- **Written instruction**: Gather up the lines with the word "title" in them.

[Dataset items]
(begin)

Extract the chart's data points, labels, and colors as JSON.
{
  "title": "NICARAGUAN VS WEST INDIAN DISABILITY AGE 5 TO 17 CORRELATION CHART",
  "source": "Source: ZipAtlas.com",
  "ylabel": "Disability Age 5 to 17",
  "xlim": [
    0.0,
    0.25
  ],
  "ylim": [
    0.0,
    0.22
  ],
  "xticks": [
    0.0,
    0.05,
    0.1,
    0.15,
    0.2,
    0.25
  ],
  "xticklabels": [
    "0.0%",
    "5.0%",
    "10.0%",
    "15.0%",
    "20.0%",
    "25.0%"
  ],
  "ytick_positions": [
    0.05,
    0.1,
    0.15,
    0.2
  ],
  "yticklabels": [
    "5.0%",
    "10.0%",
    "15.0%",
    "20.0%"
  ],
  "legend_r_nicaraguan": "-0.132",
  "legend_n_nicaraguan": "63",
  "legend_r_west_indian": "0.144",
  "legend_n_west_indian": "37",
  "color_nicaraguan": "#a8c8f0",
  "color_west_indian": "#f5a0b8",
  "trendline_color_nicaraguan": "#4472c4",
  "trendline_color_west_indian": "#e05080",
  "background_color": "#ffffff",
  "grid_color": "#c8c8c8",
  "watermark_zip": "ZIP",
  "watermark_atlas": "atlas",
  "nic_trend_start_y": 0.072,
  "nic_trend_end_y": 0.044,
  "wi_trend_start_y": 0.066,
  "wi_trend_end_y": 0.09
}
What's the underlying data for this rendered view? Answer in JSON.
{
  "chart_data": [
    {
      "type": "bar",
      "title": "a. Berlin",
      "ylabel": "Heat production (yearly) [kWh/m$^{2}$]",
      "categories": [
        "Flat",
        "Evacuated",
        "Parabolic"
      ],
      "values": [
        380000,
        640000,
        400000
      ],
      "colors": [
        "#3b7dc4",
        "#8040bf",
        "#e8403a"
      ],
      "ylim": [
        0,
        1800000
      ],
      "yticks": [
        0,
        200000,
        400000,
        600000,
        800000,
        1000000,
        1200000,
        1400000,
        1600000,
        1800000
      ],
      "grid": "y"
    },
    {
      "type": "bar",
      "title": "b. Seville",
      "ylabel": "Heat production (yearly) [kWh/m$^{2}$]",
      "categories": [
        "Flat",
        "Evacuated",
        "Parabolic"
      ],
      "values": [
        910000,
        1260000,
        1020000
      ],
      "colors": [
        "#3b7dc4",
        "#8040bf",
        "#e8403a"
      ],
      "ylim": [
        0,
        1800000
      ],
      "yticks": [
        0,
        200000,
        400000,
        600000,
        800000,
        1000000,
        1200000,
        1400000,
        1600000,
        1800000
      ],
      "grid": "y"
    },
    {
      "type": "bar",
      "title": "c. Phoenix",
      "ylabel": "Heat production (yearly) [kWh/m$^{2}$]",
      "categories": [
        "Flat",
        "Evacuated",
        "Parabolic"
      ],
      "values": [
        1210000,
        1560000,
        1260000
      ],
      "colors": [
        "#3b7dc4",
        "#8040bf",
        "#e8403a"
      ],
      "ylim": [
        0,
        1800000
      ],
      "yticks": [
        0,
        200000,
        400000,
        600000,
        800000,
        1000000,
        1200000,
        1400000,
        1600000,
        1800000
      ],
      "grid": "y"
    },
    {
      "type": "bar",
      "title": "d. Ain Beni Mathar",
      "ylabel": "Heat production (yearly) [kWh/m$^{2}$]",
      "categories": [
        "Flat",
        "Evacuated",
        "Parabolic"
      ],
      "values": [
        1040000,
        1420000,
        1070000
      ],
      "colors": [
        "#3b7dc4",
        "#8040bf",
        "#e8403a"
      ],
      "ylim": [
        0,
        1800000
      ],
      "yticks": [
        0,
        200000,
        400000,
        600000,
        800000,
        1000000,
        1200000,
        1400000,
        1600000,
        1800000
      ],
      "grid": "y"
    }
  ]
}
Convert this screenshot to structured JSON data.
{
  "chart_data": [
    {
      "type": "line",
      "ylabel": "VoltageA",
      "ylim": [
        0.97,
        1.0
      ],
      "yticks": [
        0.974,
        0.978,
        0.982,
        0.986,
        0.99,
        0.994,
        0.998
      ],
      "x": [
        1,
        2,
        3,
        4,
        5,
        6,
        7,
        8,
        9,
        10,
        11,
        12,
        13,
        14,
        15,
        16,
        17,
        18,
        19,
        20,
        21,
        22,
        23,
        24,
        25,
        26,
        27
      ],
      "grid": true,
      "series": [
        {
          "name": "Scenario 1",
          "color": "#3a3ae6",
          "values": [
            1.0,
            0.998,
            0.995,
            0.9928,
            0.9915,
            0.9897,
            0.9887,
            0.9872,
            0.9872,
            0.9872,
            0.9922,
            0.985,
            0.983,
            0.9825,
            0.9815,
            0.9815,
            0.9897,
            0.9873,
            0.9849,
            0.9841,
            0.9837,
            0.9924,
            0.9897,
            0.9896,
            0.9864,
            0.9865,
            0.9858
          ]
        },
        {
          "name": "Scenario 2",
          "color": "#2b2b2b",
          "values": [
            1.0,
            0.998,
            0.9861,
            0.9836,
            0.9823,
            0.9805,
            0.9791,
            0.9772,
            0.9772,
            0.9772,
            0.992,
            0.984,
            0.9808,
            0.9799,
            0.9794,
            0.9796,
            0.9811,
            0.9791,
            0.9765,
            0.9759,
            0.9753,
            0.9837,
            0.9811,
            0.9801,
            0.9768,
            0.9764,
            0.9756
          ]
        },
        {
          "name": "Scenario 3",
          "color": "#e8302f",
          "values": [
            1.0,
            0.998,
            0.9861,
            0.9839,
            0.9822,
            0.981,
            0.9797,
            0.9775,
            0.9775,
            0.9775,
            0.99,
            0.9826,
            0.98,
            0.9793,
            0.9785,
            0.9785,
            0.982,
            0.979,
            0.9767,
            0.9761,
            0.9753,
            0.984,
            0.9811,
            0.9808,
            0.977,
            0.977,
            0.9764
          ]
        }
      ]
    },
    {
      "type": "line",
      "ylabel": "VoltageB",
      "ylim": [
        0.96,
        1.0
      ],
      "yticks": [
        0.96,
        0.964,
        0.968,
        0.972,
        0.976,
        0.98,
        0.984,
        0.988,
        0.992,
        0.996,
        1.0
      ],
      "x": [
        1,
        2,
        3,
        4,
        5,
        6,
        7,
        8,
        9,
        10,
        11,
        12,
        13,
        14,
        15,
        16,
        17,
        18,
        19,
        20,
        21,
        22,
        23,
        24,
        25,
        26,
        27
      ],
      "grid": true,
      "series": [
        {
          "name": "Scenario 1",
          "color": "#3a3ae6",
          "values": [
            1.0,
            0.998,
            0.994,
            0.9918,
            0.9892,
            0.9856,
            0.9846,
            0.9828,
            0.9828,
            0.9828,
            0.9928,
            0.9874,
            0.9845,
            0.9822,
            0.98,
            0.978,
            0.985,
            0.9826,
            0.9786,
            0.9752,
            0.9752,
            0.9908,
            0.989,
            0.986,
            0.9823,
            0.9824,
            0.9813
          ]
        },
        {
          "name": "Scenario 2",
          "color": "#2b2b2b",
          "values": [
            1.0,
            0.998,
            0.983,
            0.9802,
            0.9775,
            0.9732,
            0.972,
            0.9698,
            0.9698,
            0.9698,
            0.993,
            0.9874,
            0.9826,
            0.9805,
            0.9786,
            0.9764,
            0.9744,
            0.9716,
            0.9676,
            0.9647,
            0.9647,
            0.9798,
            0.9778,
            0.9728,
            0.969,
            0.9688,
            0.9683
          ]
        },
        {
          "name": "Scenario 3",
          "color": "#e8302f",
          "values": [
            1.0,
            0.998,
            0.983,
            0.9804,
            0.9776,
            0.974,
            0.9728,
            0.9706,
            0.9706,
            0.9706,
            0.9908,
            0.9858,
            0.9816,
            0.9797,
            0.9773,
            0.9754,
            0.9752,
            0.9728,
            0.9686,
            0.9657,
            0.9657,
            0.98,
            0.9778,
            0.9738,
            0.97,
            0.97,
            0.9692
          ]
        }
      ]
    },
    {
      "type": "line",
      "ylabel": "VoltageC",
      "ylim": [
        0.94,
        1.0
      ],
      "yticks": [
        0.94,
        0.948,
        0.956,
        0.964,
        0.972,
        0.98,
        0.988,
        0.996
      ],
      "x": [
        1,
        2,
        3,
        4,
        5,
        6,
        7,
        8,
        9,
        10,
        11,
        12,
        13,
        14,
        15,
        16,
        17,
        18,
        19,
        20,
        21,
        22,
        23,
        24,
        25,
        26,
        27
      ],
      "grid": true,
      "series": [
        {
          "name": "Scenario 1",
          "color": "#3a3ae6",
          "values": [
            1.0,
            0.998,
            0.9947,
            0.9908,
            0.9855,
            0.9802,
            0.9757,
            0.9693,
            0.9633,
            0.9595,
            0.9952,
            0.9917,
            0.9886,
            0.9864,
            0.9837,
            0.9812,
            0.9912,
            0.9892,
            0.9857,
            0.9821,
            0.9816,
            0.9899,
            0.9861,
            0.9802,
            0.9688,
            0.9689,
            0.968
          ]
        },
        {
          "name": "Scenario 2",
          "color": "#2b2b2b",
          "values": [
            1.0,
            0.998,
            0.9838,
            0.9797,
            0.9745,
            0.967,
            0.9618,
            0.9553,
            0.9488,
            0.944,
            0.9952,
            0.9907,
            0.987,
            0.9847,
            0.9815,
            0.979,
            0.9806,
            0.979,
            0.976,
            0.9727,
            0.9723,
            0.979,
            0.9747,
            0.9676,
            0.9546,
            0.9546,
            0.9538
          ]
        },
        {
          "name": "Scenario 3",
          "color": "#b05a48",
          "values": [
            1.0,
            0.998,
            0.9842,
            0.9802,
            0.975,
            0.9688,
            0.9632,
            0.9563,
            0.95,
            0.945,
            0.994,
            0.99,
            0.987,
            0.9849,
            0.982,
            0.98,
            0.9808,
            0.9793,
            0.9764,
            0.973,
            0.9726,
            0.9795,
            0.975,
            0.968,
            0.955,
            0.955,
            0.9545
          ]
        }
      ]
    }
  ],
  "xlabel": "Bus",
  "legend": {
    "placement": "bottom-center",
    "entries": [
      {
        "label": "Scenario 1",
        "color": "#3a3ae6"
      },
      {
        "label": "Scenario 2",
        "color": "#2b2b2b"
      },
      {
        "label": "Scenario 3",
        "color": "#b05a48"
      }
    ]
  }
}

(end)

- **Answer to the task**:
  "title": "NICARAGUAN VS WEST INDIAN DISABILITY AGE 5 TO 17 CORRELATION CHART",
      "title": "a. Berlin",
      "title": "b. Seville",
      "title": "c. Phoenix",
      "title": "d. Ain Beni Mathar",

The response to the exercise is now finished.